§ **The problem**
Return every line of the material exactly.

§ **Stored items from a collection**
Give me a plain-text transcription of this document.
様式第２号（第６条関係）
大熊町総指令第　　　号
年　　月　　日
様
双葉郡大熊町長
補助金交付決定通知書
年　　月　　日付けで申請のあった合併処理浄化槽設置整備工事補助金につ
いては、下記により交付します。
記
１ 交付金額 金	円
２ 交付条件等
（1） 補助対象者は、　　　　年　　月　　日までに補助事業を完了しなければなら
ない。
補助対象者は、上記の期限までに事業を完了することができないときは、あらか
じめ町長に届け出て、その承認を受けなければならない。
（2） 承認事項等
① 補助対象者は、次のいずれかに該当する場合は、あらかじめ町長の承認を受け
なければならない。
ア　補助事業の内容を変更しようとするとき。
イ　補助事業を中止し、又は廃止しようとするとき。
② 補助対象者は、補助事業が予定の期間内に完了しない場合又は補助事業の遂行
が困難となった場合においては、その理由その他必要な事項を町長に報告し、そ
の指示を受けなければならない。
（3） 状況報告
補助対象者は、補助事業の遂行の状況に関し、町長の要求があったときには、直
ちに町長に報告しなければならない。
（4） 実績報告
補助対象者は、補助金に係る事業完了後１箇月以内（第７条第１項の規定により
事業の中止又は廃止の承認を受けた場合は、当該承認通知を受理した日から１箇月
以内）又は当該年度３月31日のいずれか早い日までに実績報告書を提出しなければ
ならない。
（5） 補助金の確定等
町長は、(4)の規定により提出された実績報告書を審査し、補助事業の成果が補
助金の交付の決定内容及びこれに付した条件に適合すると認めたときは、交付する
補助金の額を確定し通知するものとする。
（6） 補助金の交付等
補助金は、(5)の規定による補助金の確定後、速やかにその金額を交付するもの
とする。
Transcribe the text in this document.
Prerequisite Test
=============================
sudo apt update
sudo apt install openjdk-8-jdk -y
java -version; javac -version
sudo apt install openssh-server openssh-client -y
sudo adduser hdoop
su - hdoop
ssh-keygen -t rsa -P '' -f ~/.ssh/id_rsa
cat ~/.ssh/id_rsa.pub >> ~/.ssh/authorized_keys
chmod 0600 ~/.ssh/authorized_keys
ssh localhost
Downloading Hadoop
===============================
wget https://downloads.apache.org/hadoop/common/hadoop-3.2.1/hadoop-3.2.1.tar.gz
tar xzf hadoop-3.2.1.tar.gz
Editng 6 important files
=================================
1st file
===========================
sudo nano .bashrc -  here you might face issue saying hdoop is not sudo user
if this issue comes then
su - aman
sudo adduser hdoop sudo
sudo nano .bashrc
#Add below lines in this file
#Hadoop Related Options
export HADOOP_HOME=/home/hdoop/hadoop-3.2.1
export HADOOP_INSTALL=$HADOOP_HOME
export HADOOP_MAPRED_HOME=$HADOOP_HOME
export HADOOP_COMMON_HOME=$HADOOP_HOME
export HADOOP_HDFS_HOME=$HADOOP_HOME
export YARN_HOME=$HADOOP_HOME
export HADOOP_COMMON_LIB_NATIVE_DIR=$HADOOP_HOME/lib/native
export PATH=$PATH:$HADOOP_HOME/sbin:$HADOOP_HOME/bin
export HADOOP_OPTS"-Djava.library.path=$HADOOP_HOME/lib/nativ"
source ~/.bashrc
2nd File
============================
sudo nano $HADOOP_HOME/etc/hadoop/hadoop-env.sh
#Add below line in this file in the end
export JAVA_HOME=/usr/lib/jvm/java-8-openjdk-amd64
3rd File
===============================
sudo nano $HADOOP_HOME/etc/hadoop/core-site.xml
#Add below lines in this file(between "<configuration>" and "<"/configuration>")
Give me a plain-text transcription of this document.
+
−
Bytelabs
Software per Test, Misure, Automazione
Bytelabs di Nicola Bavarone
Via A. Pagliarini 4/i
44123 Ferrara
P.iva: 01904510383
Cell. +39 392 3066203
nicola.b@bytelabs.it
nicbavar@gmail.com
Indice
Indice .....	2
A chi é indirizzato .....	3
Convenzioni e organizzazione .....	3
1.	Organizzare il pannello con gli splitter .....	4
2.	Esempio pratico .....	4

§ **Completed task**
Give me a plain-text transcription of this document.
様式第２号（第６条関係）
大熊町総指令第　　　号
年　　月　　日
様
双葉郡大熊町長
補助金交付決定通知書
年　　月　　日付けで申請のあった合併処理浄化槽設置整備工事補助金につ
いては、下記により交付します。
記
１ 交付金額 金	円
２ 交付条件等
（1） 補助対象者は、　　　　年　　月　　日までに補助事業を完了しなければなら
ない。
補助対象者は、上記の期限までに事業を完了することができないときは、あらか
じめ町長に届け出て、その承認を受けなければならない。
（2） 承認事項等
① 補助対象者は、次のいずれかに該当する場合は、あらかじめ町長の承認を受け
なければならない。
ア　補助事業の内容を変更しようとするとき。
イ　補助事業を中止し、又は廃止しようとするとき。
② 補助対象者は、補助事業が予定の期間内に完了しない場合又は補助事業の遂行
が困難となった場合においては、その理由その他必要な事項を町長に報告し、そ
の指示を受けなければならない。
（3） 状況報告
補助対象者は、補助事業の遂行の状況に関し、町長の要求があったときには、直
ちに町長に報告しなければならない。
（4） 実績報告
補助対象者は、補助金に係る事業完了後１箇月以内（第７条第１項の規定により
事業の中止又は廃止の承認を受けた場合は、当該承認通知を受理した日から１箇月
以内）又は当該年度３月31日のいずれか早い日までに実績報告書を提出しなければ
ならない。
（5） 補助金の確定等
町長は、(4)の規定により提出された実績報告書を審査し、補助事業の成果が補
助金の交付の決定内容及びこれに付した条件に適合すると認めたときは、交付する
補助金の額を確定し通知するものとする。
（6） 補助金の交付等
補助金は、(5)の規定による補助金の確定後、速やかにその金額を交付するもの
とする。
Transcribe the text in this document.
Prerequisite Test
=============================
sudo apt update
sudo apt install openjdk-8-jdk -y
java -version; javac -version
sudo apt install openssh-server openssh-client -y
sudo adduser hdoop
su - hdoop
ssh-keygen -t rsa -P '' -f ~/.ssh/id_rsa
cat ~/.ssh/id_rsa.pub >> ~/.ssh/authorized_keys
chmod 0600 ~/.ssh/authorized_keys
ssh localhost
Downloading Hadoop
===============================
wget https://downloads.apache.org/hadoop/common/hadoop-3.2.1/hadoop-3.2.1.tar.gz
tar xzf hadoop-3.2.1.tar.gz
Editng 6 important files
=================================
1st file
===========================
sudo nano .bashrc -  here you might face issue saying hdoop is not sudo user
if this issue comes then
su - aman
sudo adduser hdoop sudo
sudo nano .bashrc
#Add below lines in this file
#Hadoop Related Options
export HADOOP_HOME=/home/hdoop/hadoop-3.2.1
export HADOOP_INSTALL=$HADOOP_HOME
export HADOOP_MAPRED_HOME=$HADOOP_HOME
export HADOOP_COMMON_HOME=$HADOOP_HOME
export HADOOP_HDFS_HOME=$HADOOP_HOME
export YARN_HOME=$HADOOP_HOME
export HADOOP_COMMON_LIB_NATIVE_DIR=$HADOOP_HOME/lib/native
export PATH=$PATH:$HADOOP_HOME/sbin:$HADOOP_HOME/bin
export HADOOP_OPTS"-Djava.library.path=$HADOOP_HOME/lib/nativ"
source ~/.bashrc
2nd File
============================
sudo nano $HADOOP_HOME/etc/hadoop/hadoop-env.sh
#Add below line in this file in the end
export JAVA_HOME=/usr/lib/jvm/java-8-openjdk-amd64
3rd File
===============================
sudo nano $HADOOP_HOME/etc/hadoop/core-site.xml
#Add below lines in this file(between "<configuration>" and "<"/configuration>")
Give me a plain-text transcription of this document.
+
−
Bytelabs
Software per Test, Misure, Automazione
Bytelabs di Nicola Bavarone
Via A. Pagliarini 4/i
44123 Ferrara
P.iva: 01904510383
Cell. +39 392 3066203
nicola.b@bytelabs.it
nicbavar@gmail.com
Indice
Indice .....	2
A chi é indirizzato .....	3
Convenzioni e organizzazione .....	3
1.	Organizzare il pannello con gli splitter .....	4
2.	Esempio pratico .....	4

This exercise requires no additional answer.